(SOURCE DATA begins)

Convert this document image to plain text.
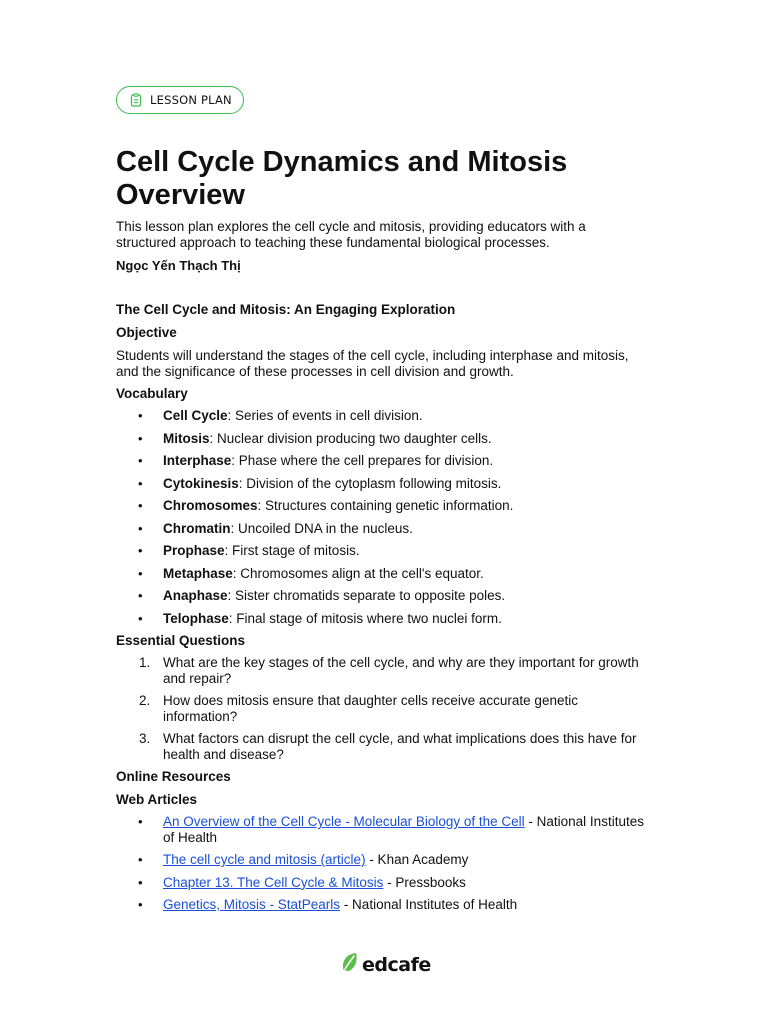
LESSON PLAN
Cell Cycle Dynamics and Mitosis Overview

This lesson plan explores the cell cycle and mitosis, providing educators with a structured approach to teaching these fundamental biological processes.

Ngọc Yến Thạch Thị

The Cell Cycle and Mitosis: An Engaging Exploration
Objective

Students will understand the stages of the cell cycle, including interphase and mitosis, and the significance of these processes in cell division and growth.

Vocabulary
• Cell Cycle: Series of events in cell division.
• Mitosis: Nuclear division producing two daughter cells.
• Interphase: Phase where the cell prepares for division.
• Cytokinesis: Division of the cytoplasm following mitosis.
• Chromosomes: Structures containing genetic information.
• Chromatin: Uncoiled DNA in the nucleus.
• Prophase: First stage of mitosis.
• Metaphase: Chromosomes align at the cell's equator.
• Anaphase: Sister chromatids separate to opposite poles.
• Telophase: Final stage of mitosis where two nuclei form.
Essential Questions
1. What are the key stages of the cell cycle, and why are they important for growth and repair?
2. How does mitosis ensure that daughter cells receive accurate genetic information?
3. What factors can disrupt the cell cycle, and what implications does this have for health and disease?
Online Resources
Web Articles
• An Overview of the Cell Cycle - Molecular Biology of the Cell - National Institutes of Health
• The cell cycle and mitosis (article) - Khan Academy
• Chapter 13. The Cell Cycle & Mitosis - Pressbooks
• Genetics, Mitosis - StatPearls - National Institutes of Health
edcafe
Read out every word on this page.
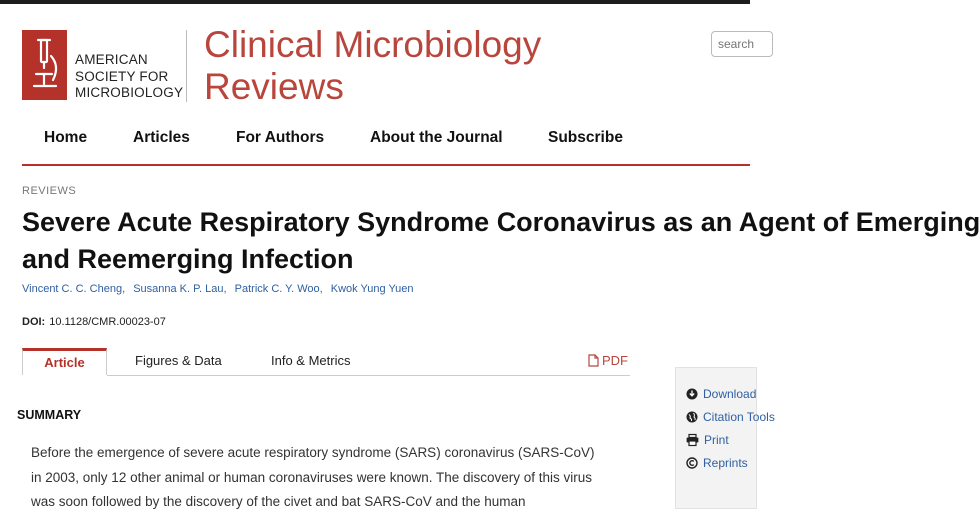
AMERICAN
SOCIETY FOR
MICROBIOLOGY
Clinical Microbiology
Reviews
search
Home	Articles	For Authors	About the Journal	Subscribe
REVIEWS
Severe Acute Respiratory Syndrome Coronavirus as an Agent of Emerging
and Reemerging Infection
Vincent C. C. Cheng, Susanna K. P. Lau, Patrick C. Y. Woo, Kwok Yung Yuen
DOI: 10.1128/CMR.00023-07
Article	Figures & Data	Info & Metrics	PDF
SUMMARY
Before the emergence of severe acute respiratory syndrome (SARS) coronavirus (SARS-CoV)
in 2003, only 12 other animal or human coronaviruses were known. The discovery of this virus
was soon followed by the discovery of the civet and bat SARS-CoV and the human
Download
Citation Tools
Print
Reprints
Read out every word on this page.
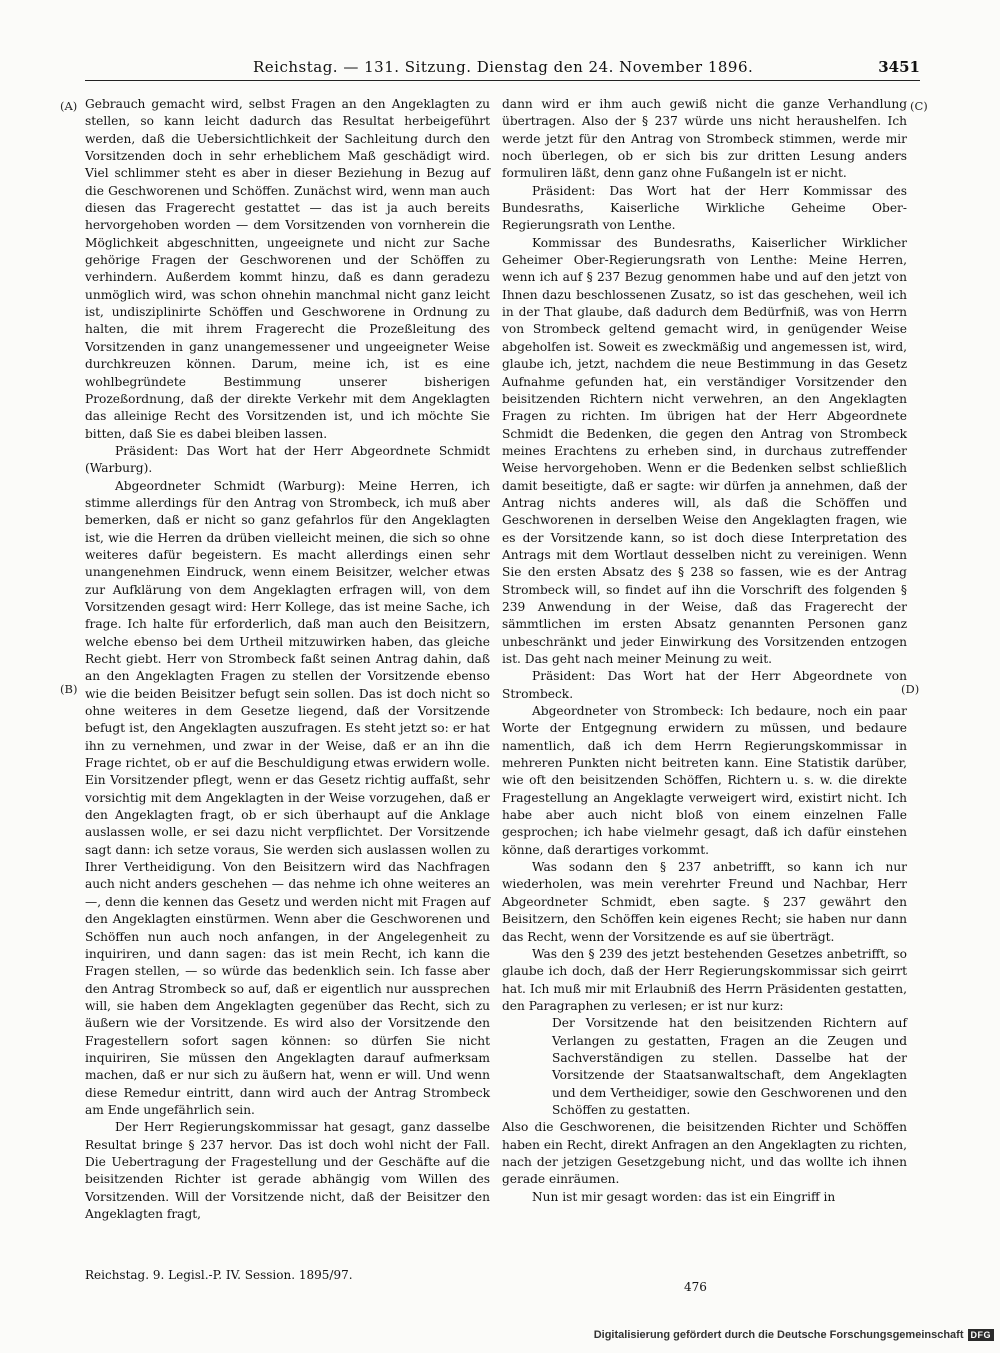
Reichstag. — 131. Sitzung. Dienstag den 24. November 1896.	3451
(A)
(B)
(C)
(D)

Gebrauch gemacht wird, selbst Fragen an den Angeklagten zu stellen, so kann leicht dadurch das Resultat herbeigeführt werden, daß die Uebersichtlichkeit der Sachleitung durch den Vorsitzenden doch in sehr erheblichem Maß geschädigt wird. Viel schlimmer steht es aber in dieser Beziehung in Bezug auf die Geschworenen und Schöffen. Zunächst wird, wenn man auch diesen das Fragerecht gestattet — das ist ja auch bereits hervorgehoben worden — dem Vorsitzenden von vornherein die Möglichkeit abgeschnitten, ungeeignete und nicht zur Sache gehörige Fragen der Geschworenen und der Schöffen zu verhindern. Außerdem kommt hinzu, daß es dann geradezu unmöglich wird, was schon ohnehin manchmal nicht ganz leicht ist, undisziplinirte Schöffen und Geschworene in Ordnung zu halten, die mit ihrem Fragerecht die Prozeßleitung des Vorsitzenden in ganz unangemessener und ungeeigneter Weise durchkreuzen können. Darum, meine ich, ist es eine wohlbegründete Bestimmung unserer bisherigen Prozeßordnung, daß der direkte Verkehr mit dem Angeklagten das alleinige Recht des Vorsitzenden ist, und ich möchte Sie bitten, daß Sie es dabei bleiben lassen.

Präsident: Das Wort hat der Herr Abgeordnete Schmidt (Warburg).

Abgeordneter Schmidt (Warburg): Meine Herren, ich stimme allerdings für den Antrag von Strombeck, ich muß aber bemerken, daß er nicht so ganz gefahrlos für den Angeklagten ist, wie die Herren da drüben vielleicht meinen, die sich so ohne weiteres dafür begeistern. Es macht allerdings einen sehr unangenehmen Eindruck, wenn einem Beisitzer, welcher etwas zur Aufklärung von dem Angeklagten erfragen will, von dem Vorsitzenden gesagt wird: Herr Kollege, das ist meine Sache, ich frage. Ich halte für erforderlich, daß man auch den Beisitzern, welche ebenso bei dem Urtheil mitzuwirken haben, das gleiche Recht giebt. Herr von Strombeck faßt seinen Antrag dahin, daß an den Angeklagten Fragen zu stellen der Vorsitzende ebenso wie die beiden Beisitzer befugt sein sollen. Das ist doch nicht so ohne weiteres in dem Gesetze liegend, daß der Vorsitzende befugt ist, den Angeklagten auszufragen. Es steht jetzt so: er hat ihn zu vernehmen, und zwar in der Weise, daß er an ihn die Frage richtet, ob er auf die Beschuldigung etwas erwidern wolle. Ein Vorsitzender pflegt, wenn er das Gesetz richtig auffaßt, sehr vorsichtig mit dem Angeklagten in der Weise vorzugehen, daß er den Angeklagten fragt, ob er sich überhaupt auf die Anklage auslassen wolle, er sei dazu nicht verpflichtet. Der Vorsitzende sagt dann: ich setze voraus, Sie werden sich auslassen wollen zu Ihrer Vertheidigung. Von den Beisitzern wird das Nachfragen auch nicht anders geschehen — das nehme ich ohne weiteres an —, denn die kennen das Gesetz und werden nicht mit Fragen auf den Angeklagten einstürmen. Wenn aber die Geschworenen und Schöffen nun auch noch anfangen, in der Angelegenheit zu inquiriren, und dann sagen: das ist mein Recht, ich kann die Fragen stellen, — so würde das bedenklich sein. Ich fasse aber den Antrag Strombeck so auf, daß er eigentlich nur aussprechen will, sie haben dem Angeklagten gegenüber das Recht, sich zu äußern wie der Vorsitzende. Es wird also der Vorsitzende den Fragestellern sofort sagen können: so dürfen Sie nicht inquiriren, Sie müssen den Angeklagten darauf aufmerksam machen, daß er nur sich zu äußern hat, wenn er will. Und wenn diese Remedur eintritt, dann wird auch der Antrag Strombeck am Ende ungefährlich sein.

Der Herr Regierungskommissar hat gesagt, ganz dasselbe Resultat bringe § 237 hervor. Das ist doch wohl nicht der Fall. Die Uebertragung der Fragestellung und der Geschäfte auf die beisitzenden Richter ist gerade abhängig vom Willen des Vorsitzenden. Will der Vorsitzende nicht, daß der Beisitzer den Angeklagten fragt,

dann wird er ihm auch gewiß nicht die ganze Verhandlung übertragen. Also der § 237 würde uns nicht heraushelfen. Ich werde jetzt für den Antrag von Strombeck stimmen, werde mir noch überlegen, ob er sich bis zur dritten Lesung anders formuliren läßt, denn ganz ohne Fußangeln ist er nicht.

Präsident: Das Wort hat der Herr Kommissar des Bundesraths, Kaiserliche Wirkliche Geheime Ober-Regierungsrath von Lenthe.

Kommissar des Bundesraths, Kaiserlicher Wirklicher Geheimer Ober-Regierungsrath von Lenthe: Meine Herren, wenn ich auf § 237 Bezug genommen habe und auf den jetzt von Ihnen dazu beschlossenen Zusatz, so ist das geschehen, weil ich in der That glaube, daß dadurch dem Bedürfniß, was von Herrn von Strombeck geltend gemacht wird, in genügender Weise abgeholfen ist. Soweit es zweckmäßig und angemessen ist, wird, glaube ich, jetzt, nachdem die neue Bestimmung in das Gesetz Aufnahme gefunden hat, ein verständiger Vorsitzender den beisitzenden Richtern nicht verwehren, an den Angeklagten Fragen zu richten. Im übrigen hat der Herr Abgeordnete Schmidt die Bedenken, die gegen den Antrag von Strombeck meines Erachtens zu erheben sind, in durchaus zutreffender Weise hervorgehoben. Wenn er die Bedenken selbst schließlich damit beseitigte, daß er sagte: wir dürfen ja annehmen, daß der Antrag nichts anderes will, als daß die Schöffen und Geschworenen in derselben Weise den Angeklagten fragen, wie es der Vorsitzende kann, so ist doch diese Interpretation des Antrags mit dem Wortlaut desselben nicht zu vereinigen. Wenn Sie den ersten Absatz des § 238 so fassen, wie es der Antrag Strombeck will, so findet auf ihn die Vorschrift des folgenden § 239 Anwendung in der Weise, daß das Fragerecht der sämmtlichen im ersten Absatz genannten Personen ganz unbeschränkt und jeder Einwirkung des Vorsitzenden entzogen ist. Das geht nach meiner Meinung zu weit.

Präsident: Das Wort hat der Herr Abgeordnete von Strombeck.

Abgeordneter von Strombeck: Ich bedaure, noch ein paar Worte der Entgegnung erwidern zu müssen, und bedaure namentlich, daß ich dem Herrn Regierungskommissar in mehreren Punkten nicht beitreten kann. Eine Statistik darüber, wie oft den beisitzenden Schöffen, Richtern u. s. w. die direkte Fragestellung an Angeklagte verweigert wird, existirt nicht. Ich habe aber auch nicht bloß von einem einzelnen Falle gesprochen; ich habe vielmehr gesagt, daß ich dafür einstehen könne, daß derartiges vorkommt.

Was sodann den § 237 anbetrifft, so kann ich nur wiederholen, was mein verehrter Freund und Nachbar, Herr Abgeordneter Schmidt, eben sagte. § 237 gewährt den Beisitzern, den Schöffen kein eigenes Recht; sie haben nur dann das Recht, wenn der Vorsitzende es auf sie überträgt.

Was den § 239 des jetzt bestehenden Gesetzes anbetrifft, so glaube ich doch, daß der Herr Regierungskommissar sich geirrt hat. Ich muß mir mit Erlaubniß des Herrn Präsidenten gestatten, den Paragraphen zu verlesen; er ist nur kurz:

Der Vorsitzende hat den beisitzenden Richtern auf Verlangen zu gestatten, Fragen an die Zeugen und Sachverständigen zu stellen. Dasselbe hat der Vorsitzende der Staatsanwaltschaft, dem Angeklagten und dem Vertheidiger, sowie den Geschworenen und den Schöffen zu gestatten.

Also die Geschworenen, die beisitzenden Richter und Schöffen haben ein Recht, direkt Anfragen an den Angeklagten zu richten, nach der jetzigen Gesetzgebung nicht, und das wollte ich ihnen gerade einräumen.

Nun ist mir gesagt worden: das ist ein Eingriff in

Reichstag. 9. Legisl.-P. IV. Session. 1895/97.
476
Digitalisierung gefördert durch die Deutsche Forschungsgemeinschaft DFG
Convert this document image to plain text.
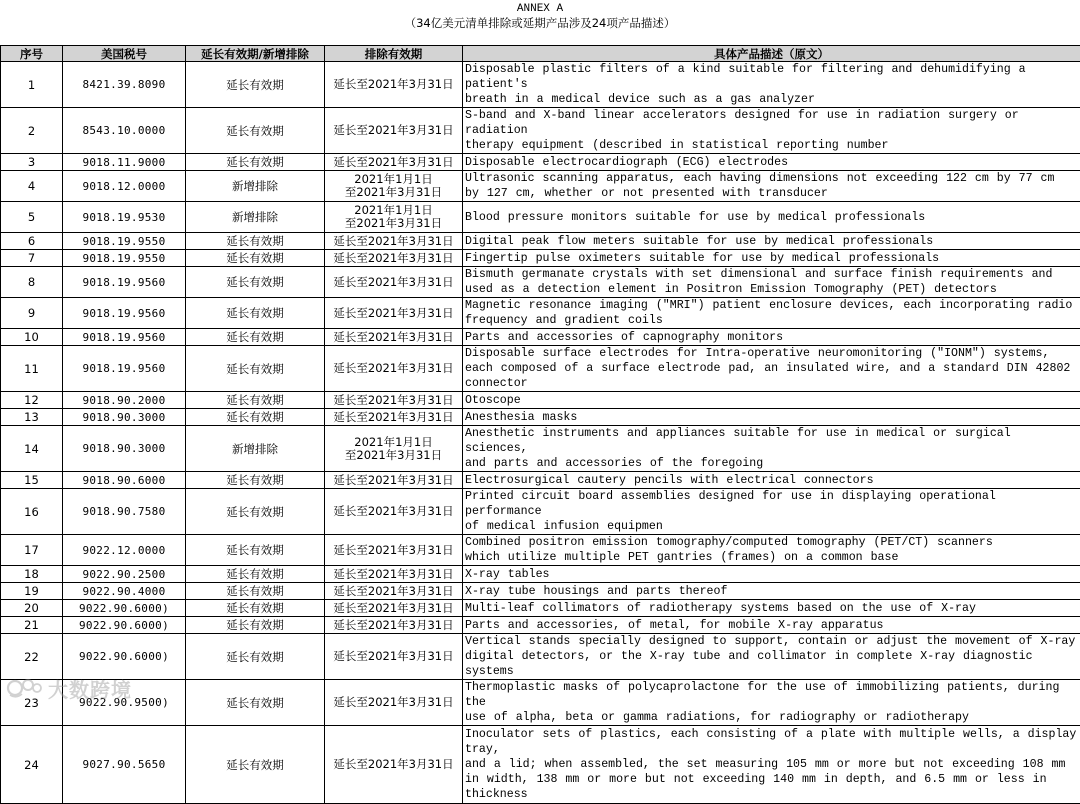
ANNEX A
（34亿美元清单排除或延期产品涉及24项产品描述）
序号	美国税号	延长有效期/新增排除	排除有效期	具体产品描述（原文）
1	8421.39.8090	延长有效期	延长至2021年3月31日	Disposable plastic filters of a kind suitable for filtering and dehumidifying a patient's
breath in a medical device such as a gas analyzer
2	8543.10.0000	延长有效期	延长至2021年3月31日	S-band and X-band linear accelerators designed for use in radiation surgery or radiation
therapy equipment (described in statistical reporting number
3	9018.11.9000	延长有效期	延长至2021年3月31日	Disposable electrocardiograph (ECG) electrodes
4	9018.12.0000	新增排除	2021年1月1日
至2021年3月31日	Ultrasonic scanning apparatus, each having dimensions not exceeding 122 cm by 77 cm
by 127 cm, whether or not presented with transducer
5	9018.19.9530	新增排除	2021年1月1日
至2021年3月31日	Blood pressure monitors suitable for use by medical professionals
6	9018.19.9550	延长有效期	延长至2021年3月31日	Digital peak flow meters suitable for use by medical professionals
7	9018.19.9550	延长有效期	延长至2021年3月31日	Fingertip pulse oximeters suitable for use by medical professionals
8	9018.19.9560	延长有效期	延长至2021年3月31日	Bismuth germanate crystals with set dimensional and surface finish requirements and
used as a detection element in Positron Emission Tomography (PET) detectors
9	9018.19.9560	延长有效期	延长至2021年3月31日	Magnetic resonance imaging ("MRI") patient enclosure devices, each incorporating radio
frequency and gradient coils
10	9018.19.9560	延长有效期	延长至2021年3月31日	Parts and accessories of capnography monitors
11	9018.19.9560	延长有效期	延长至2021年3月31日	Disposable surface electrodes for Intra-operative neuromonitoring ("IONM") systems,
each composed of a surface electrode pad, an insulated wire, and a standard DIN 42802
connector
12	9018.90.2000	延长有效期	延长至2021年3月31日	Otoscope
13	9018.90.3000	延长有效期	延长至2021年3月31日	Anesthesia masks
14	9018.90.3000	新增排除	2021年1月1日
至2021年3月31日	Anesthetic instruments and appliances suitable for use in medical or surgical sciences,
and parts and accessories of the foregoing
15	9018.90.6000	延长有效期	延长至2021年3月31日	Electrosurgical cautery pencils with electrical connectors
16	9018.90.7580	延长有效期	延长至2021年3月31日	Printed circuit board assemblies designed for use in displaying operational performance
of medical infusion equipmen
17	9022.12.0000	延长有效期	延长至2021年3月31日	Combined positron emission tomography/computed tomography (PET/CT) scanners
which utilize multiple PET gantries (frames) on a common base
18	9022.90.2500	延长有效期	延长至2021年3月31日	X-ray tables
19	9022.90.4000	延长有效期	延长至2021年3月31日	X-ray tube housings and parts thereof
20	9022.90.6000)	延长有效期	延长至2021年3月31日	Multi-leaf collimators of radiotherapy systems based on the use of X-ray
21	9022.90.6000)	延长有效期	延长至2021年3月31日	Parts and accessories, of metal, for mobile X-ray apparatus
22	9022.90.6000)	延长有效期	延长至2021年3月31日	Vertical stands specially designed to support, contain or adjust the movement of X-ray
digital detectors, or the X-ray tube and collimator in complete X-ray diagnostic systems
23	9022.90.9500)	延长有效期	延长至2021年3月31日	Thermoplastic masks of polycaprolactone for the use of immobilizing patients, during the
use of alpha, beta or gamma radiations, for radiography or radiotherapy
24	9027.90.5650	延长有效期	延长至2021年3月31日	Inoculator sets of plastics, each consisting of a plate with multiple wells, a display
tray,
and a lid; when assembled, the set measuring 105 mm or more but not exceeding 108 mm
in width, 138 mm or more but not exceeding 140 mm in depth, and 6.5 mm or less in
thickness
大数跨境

(SOURCE DATA ends)

## WHAT TO WORK ON:
Above are the records. Copy every line in them holding "multiple".

## TASK SOLUTION:
which utilize multiple PET gantries (frames) on a common base
24	9027.90.5650	延长有效期	延长至2021年3月31日	Inoculator sets of plastics, each consisting of a plate with multiple wells, a display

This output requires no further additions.